Collection entries:
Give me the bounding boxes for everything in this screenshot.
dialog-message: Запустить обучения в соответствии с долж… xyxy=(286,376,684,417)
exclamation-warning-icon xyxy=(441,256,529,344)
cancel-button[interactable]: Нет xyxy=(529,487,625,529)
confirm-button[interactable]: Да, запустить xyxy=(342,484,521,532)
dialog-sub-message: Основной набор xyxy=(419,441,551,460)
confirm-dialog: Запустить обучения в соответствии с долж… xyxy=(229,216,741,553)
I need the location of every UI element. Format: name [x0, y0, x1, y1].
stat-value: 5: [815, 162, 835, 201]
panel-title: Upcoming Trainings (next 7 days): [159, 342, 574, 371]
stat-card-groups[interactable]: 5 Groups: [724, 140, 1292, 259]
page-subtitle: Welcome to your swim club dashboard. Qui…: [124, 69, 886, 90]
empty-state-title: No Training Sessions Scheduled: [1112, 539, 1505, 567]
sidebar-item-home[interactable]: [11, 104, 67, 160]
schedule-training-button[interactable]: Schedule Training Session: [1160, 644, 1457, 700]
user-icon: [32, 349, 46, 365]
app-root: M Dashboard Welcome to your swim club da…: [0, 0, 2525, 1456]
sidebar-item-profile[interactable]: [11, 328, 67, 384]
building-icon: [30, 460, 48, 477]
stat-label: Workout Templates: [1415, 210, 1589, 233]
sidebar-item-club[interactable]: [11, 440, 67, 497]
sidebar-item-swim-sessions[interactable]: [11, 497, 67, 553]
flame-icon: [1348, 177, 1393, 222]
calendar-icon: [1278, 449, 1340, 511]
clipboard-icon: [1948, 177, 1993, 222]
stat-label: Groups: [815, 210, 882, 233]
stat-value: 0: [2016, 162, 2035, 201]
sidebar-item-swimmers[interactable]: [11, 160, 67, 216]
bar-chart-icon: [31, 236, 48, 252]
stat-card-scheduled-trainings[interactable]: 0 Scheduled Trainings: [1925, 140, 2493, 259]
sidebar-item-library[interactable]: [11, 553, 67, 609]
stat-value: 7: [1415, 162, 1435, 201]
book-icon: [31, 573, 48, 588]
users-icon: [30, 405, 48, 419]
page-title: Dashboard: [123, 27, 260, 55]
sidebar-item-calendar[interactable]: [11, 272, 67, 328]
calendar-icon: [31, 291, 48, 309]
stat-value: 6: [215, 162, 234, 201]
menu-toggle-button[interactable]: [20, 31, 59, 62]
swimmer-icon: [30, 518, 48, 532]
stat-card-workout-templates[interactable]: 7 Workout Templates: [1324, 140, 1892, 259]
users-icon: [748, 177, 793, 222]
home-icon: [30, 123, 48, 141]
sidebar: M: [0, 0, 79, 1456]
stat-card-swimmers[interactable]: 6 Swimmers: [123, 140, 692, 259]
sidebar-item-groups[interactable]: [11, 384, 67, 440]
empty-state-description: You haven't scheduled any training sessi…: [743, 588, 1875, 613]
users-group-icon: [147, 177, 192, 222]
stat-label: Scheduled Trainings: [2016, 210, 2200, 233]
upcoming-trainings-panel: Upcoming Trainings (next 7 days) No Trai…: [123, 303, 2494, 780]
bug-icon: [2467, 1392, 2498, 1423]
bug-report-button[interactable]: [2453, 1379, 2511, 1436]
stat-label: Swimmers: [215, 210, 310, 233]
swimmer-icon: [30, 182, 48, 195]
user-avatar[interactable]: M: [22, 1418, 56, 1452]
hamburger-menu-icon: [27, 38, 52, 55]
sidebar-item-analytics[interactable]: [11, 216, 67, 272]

AIM OF THE EXERCISE
Recast the data, from its first line through the line containing "stat-card-groups[interactable]: 5 Groups: [724, 140, 1292, 259]", as a JSON list of strings with one string per line and no blank lines.

ANSWER TO THIS TASK
[
  "Give me the bounding boxes for everything in this screenshot.",
  "dialog-message: Запустить обучения в соответствии с долж… xyxy=(286,376,684,417)",
  "exclamation-warning-icon xyxy=(441,256,529,344)",
  "cancel-button[interactable]: Нет xyxy=(529,487,625,529)",
  "confirm-button[interactable]: Да, запустить xyxy=(342,484,521,532)",
  "dialog-sub-message: Основной набор xyxy=(419,441,551,460)",
  "confirm-dialog: Запустить обучения в соответствии с долж… xyxy=(229,216,741,553)",
  "I need the location of every UI element. Format: name [x0, y0, x1, y1].",
  "stat-value: 5: [815, 162, 835, 201]",
  "panel-title: Upcoming Trainings (next 7 days): [159, 342, 574, 371]",
  "stat-card-groups[interactable]: 5 Groups: [724, 140, 1292, 259]"
]